__PROMPT__
Can you output the records below exactly as they are written?

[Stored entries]
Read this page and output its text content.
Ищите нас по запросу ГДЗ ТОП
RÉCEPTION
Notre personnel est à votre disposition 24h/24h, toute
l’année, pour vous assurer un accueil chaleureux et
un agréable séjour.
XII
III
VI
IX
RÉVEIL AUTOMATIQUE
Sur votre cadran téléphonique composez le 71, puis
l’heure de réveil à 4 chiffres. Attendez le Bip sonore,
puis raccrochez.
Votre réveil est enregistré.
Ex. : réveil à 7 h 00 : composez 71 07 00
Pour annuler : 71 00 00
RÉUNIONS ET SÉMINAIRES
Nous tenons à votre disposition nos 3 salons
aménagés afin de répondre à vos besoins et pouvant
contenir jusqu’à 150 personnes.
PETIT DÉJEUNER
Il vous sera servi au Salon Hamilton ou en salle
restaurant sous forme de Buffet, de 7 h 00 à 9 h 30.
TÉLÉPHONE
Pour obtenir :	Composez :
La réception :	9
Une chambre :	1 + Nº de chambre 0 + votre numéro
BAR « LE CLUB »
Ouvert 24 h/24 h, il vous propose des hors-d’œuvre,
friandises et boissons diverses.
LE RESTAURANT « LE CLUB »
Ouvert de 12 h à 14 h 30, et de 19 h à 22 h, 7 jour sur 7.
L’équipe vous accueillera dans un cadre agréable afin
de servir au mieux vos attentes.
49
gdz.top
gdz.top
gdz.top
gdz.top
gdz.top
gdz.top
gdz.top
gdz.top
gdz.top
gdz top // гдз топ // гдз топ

__ANSWER TO THIS TASK__
Read this page and output its text content.
Ищите нас по запросу ГДЗ ТОП
RÉCEPTION
Notre personnel est à votre disposition 24h/24h, toute
l’année, pour vous assurer un accueil chaleureux et
un agréable séjour.
XII
III
VI
IX
RÉVEIL AUTOMATIQUE
Sur votre cadran téléphonique composez le 71, puis
l’heure de réveil à 4 chiffres. Attendez le Bip sonore,
puis raccrochez.
Votre réveil est enregistré.
Ex. : réveil à 7 h 00 : composez 71 07 00
Pour annuler : 71 00 00
RÉUNIONS ET SÉMINAIRES
Nous tenons à votre disposition nos 3 salons
aménagés afin de répondre à vos besoins et pouvant
contenir jusqu’à 150 personnes.
PETIT DÉJEUNER
Il vous sera servi au Salon Hamilton ou en salle
restaurant sous forme de Buffet, de 7 h 00 à 9 h 30.
TÉLÉPHONE
Pour obtenir :	Composez :
La réception :	9
Une chambre :	1 + Nº de chambre 0 + votre numéro
BAR « LE CLUB »
Ouvert 24 h/24 h, il vous propose des hors-d’œuvre,
friandises et boissons diverses.
LE RESTAURANT « LE CLUB »
Ouvert de 12 h à 14 h 30, et de 19 h à 22 h, 7 jour sur 7.
L’équipe vous accueillera dans un cadre agréable afin
de servir au mieux vos attentes.
49
gdz.top
gdz.top
gdz.top
gdz.top
gdz.top
gdz.top
gdz.top
gdz.top
gdz.top
gdz top // гдз топ // гдз топ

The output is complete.